==== Data in this exercise ====

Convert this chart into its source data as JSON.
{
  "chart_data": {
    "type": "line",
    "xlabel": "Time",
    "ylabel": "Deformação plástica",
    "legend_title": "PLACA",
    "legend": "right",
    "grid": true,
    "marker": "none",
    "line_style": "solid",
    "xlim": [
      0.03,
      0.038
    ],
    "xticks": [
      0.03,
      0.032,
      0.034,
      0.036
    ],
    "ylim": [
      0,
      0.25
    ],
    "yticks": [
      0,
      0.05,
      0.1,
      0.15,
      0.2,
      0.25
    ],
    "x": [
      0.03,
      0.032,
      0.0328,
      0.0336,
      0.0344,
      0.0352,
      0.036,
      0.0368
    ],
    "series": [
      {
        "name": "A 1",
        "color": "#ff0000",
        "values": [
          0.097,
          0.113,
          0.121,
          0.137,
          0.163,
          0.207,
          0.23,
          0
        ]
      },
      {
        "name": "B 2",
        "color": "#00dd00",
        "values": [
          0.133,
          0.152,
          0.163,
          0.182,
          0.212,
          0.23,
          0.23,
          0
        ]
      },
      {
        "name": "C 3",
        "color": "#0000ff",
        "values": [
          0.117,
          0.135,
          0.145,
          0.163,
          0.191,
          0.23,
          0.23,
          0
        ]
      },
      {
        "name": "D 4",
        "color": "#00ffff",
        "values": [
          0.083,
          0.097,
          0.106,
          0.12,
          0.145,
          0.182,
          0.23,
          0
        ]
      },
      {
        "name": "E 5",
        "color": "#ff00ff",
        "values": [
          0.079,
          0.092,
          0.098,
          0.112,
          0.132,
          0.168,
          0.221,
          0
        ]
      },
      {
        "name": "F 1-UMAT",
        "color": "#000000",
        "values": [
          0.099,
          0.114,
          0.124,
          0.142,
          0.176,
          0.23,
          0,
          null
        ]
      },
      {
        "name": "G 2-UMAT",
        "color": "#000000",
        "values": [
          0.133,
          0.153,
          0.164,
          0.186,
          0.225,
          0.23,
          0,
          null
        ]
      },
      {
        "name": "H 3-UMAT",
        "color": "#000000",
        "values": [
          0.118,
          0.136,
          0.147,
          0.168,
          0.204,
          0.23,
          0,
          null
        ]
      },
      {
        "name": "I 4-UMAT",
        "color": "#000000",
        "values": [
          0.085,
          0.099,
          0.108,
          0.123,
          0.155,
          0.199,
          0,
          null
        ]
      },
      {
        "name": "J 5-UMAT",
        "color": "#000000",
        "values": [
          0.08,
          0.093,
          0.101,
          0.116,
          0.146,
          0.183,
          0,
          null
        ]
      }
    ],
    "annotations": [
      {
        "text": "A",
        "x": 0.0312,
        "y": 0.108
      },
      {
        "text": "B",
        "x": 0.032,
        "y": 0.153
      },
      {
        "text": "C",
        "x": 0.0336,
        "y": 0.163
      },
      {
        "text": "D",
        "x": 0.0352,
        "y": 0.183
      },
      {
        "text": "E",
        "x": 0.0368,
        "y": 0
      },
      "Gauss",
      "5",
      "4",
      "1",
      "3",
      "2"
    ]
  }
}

====

• _What is asked_:
Send back all of the entries exactly, with nothing missing.

• _Task result_:
Convert this chart into its source data as JSON.
{
  "chart_data": {
    "type": "line",
    "xlabel": "Time",
    "ylabel": "Deformação plástica",
    "legend_title": "PLACA",
    "legend": "right",
    "grid": true,
    "marker": "none",
    "line_style": "solid",
    "xlim": [
      0.03,
      0.038
    ],
    "xticks": [
      0.03,
      0.032,
      0.034,
      0.036
    ],
    "ylim": [
      0,
      0.25
    ],
    "yticks": [
      0,
      0.05,
      0.1,
      0.15,
      0.2,
      0.25
    ],
    "x": [
      0.03,
      0.032,
      0.0328,
      0.0336,
      0.0344,
      0.0352,
      0.036,
      0.0368
    ],
    "series": [
      {
        "name": "A 1",
        "color": "#ff0000",
        "values": [
          0.097,
          0.113,
          0.121,
          0.137,
          0.163,
          0.207,
          0.23,
          0
        ]
      },
      {
        "name": "B 2",
        "color": "#00dd00",
        "values": [
          0.133,
          0.152,
          0.163,
          0.182,
          0.212,
          0.23,
          0.23,
          0
        ]
      },
      {
        "name": "C 3",
        "color": "#0000ff",
        "values": [
          0.117,
          0.135,
          0.145,
          0.163,
          0.191,
          0.23,
          0.23,
          0
        ]
      },
      {
        "name": "D 4",
        "color": "#00ffff",
        "values": [
          0.083,
          0.097,
          0.106,
          0.12,
          0.145,
          0.182,
          0.23,
          0
        ]
      },
      {
        "name": "E 5",
        "color": "#ff00ff",
        "values": [
          0.079,
          0.092,
          0.098,
          0.112,
          0.132,
          0.168,
          0.221,
          0
        ]
      },
      {
        "name": "F 1-UMAT",
        "color": "#000000",
        "values": [
          0.099,
          0.114,
          0.124,
          0.142,
          0.176,
          0.23,
          0,
          null
        ]
      },
      {
        "name": "G 2-UMAT",
        "color": "#000000",
        "values": [
          0.133,
          0.153,
          0.164,
          0.186,
          0.225,
          0.23,
          0,
          null
        ]
      },
      {
        "name": "H 3-UMAT",
        "color": "#000000",
        "values": [
          0.118,
          0.136,
          0.147,
          0.168,
          0.204,
          0.23,
          0,
          null
        ]
      },
      {
        "name": "I 4-UMAT",
        "color": "#000000",
        "values": [
          0.085,
          0.099,
          0.108,
          0.123,
          0.155,
          0.199,
          0,
          null
        ]
      },
      {
        "name": "J 5-UMAT",
        "color": "#000000",
        "values": [
          0.08,
          0.093,
          0.101,
          0.116,
          0.146,
          0.183,
          0,
          null
        ]
      }
    ],
    "annotations": [
      {
        "text": "A",
        "x": 0.0312,
        "y": 0.108
      },
      {
        "text": "B",
        "x": 0.032,
        "y": 0.153
      },
      {
        "text": "C",
        "x": 0.0336,
        "y": 0.163
      },
      {
        "text": "D",
        "x": 0.0352,
        "y": 0.183
      },
      {
        "text": "E",
        "x": 0.0368,
        "y": 0
      },
      "Gauss",
      "5",
      "4",
      "1",
      "3",
      "2"
    ]
  }
}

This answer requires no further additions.